*WHAT IS EXPECTED*: Extract the lines that carry the string "screenshot" from the listing.

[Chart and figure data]
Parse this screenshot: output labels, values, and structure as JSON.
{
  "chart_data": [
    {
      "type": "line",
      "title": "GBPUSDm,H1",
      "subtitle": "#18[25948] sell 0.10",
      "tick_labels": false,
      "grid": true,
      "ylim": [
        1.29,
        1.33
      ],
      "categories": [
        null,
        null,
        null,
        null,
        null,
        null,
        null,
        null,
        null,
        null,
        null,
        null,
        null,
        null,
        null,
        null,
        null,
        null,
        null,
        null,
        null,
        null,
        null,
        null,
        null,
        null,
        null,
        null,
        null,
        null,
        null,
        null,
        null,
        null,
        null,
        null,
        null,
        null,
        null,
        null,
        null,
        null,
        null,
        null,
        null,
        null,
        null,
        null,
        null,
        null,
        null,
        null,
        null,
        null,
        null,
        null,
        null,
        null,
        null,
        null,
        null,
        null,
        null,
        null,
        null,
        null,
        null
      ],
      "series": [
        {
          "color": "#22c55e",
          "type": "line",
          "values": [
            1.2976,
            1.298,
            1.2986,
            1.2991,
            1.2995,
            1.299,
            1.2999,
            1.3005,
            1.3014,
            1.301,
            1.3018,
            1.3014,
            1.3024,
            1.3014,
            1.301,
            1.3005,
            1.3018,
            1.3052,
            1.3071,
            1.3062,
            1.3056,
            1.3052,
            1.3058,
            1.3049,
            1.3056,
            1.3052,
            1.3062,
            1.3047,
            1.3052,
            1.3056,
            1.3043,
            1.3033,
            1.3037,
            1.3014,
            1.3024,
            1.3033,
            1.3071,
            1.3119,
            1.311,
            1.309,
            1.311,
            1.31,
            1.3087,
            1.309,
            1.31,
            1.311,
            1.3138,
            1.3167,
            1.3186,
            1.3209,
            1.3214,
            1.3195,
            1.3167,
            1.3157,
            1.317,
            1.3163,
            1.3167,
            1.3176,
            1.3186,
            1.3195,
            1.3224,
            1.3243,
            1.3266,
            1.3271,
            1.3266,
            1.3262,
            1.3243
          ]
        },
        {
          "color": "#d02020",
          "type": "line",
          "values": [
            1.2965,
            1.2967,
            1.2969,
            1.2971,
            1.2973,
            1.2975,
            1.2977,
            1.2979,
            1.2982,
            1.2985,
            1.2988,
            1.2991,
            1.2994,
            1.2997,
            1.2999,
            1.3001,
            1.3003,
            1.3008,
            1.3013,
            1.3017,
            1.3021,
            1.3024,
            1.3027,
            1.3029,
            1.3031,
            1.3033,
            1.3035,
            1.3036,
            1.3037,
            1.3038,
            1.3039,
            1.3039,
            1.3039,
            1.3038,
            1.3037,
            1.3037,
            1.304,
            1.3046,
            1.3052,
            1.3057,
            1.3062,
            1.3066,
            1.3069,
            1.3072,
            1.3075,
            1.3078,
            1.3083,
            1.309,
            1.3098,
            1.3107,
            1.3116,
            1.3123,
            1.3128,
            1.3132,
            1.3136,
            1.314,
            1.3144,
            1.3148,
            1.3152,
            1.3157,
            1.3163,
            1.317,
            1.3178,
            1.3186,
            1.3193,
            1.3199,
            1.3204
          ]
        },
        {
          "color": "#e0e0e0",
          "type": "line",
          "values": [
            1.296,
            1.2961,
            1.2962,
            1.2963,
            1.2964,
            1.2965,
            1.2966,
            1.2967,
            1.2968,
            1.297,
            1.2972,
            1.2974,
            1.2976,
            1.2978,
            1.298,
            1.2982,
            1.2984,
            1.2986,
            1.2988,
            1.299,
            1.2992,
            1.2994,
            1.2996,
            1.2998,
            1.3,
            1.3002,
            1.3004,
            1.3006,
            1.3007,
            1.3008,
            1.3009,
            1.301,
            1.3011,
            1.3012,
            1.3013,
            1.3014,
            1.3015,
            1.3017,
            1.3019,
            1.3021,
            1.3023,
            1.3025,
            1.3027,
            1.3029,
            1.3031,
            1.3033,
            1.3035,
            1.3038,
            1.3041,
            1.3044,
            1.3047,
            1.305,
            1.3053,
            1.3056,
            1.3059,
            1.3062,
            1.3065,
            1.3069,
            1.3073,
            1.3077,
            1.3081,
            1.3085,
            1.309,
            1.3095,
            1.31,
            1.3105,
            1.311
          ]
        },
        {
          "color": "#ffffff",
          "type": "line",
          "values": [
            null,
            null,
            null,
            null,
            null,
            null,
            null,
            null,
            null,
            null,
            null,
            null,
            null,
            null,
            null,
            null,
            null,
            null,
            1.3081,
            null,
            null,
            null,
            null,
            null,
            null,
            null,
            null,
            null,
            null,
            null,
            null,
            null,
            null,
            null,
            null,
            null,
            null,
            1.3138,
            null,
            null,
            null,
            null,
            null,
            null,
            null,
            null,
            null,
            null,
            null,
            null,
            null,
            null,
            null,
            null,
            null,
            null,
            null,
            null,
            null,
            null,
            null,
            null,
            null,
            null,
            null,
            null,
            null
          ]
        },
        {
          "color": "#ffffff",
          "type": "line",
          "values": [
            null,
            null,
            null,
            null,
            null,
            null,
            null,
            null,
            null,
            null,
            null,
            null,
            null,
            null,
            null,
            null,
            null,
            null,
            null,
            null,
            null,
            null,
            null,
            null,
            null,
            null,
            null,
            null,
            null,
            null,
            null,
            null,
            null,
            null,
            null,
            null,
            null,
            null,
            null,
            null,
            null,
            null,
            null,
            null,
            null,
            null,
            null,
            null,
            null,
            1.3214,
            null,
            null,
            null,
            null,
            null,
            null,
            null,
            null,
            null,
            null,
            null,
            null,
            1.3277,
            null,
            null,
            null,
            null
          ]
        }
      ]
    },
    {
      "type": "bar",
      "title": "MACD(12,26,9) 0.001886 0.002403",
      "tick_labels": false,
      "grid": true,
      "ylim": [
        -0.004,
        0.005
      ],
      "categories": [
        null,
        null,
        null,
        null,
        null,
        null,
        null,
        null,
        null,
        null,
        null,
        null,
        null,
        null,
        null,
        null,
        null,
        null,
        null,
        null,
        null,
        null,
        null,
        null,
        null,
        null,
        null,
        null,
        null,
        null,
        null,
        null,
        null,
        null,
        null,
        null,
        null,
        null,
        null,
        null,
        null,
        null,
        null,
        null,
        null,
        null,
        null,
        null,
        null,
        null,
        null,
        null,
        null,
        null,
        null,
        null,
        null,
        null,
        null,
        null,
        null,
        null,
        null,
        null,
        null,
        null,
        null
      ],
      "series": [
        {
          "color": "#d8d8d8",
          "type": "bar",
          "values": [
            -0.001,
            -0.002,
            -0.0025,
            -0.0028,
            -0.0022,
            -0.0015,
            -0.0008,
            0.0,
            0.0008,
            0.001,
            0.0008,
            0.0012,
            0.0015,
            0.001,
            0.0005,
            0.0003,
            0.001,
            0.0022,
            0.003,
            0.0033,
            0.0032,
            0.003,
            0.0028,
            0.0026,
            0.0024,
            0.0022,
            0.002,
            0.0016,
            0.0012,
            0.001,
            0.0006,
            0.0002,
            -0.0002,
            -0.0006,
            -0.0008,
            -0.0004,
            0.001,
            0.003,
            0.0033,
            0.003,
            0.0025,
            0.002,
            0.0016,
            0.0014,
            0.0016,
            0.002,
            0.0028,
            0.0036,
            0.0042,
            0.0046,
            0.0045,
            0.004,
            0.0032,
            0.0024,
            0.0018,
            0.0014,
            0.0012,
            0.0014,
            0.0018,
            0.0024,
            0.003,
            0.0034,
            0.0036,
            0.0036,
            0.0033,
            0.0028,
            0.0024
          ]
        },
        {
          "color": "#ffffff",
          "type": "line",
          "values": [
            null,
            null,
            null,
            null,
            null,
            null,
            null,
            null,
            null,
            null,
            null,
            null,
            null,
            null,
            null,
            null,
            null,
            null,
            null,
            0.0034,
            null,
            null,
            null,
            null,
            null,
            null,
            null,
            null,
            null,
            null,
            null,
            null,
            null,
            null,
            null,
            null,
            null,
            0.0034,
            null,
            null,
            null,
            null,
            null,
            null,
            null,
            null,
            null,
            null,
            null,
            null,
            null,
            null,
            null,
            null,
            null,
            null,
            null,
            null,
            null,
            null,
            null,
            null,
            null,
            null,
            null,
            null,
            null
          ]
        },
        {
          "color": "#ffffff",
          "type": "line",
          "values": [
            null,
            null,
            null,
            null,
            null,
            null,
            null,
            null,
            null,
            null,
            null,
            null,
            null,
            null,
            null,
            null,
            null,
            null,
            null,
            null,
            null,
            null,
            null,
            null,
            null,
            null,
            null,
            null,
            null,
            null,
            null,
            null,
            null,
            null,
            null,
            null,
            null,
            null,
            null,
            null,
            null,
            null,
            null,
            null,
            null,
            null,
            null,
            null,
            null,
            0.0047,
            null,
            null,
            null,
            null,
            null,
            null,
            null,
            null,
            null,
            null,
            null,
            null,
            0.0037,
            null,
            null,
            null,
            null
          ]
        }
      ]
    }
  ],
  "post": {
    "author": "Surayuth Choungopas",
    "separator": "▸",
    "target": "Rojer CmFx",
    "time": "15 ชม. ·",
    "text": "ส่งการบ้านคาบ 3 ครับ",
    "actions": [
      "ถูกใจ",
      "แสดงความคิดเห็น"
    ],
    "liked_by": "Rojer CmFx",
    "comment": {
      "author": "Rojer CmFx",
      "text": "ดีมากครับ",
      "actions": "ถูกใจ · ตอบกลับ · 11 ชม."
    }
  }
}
* * *
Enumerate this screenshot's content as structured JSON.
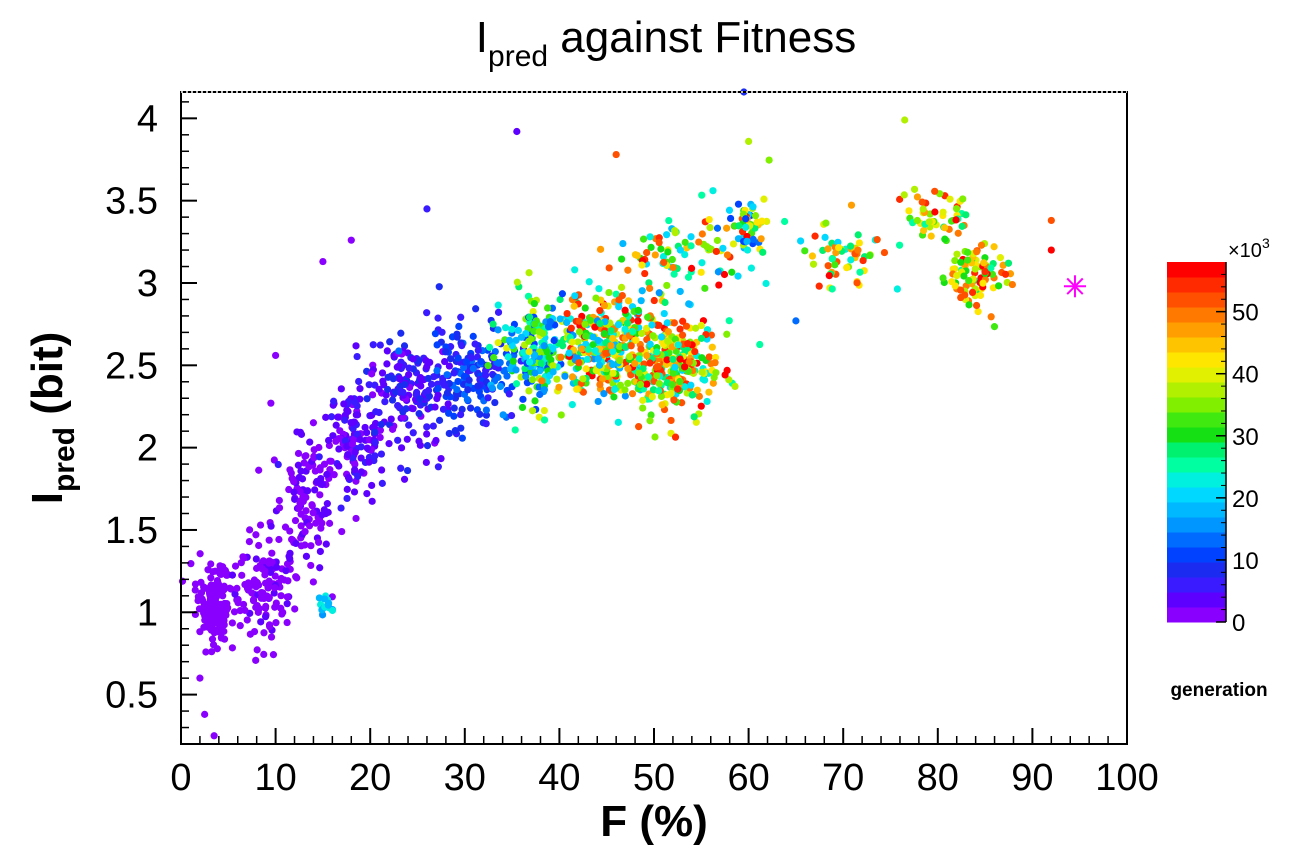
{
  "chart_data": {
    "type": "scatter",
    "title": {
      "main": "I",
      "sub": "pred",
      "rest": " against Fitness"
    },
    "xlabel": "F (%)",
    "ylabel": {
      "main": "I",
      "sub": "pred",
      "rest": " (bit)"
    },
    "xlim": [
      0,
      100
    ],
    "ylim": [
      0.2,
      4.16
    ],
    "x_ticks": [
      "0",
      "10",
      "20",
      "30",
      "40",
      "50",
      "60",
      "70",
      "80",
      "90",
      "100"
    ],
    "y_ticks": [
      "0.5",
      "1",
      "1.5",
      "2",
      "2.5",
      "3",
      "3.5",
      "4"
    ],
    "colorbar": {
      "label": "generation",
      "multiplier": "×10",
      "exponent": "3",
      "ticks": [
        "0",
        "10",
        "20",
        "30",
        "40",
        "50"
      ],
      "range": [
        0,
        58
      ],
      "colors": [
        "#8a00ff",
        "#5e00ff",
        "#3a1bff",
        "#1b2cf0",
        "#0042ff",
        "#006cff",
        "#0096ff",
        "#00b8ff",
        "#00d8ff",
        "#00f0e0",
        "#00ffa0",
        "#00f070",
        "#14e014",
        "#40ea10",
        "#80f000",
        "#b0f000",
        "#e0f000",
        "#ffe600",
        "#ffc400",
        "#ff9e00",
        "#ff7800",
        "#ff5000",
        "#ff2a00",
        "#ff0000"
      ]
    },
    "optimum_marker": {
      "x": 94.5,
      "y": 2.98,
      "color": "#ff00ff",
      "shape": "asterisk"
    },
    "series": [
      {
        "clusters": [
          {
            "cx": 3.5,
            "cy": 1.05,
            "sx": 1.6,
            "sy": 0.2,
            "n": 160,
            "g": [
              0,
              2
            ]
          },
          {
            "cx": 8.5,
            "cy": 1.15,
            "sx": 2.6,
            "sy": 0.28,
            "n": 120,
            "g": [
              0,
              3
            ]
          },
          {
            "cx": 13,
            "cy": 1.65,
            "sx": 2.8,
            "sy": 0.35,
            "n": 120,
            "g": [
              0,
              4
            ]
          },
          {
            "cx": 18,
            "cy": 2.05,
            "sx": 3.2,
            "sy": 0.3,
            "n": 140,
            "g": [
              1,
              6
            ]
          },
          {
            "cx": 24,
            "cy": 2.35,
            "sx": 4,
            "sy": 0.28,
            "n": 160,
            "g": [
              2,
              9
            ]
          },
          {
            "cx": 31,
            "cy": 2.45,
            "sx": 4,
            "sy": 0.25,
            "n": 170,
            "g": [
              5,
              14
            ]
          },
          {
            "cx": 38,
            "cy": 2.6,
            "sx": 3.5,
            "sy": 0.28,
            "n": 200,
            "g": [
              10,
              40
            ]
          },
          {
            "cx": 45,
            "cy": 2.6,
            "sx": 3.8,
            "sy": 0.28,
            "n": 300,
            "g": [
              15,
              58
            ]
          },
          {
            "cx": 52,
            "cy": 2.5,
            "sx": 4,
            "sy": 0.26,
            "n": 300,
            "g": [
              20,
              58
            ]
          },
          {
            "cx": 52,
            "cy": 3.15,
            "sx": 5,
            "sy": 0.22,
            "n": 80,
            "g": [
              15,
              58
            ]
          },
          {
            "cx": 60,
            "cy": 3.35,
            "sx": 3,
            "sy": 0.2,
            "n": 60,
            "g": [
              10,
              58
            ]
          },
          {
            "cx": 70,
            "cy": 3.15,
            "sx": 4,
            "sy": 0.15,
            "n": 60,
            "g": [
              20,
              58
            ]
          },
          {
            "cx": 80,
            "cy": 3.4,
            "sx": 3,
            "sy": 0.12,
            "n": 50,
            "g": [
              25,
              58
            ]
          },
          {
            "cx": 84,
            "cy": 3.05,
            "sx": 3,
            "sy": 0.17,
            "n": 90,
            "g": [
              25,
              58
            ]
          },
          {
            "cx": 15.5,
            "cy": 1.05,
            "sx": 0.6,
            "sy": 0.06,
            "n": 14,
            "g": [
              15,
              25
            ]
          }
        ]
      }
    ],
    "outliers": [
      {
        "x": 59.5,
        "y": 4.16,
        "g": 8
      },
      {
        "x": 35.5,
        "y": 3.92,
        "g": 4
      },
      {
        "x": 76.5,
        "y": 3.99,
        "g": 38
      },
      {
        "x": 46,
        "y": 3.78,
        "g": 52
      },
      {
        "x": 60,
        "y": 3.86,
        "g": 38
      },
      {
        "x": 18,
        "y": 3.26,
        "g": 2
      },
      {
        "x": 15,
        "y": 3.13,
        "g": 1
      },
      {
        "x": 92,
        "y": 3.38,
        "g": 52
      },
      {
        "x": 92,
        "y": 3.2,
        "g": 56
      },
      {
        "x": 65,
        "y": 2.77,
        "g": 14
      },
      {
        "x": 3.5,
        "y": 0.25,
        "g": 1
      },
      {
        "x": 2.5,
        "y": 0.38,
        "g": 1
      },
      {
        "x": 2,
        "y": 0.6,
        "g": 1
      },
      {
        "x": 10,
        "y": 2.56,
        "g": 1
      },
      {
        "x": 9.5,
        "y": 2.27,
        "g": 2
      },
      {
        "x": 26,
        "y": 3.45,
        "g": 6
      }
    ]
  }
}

*EXERCISE RESULT*:
Parse this screenshot: output labels, values, and structure as JSON.
Enumerate this screenshot's content as structured JSON.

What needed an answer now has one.